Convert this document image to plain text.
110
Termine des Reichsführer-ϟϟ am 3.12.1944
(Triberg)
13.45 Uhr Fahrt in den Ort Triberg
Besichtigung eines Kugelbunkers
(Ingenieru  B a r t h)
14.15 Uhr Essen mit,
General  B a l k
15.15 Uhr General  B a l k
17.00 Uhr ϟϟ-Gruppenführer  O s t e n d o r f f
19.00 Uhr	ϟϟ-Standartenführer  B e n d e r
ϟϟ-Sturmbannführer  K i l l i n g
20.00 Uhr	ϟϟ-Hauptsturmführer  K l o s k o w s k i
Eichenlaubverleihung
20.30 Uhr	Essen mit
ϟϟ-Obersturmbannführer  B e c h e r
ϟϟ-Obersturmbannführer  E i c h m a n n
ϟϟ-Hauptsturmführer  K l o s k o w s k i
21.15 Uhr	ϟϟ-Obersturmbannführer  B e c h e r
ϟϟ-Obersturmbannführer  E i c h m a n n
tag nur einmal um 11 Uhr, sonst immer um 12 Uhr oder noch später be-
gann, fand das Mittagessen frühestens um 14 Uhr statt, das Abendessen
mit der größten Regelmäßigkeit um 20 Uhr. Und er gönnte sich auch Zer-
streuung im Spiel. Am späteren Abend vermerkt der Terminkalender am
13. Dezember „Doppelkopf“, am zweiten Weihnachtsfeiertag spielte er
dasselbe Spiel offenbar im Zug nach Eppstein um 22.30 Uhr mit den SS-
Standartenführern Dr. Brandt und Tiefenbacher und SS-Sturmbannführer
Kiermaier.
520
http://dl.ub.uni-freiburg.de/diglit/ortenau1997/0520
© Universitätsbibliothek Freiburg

----------------------------------------

▸ **Required task**
Your task is to repeat every entry exactly.

▸ **Solution below**
Convert this document image to plain text.
110
Termine des Reichsführer-ϟϟ am 3.12.1944
(Triberg)
13.45 Uhr Fahrt in den Ort Triberg
Besichtigung eines Kugelbunkers
(Ingenieru  B a r t h)
14.15 Uhr Essen mit,
General  B a l k
15.15 Uhr General  B a l k
17.00 Uhr ϟϟ-Gruppenführer  O s t e n d o r f f
19.00 Uhr	ϟϟ-Standartenführer  B e n d e r
ϟϟ-Sturmbannführer  K i l l i n g
20.00 Uhr	ϟϟ-Hauptsturmführer  K l o s k o w s k i
Eichenlaubverleihung
20.30 Uhr	Essen mit
ϟϟ-Obersturmbannführer  B e c h e r
ϟϟ-Obersturmbannführer  E i c h m a n n
ϟϟ-Hauptsturmführer  K l o s k o w s k i
21.15 Uhr	ϟϟ-Obersturmbannführer  B e c h e r
ϟϟ-Obersturmbannführer  E i c h m a n n
tag nur einmal um 11 Uhr, sonst immer um 12 Uhr oder noch später be-
gann, fand das Mittagessen frühestens um 14 Uhr statt, das Abendessen
mit der größten Regelmäßigkeit um 20 Uhr. Und er gönnte sich auch Zer-
streuung im Spiel. Am späteren Abend vermerkt der Terminkalender am
13. Dezember „Doppelkopf“, am zweiten Weihnachtsfeiertag spielte er
dasselbe Spiel offenbar im Zug nach Eppstein um 22.30 Uhr mit den SS-
Standartenführern Dr. Brandt und Tiefenbacher und SS-Sturmbannführer
Kiermaier.
520
http://dl.ub.uni-freiburg.de/diglit/ortenau1997/0520
© Universitätsbibliothek Freiburg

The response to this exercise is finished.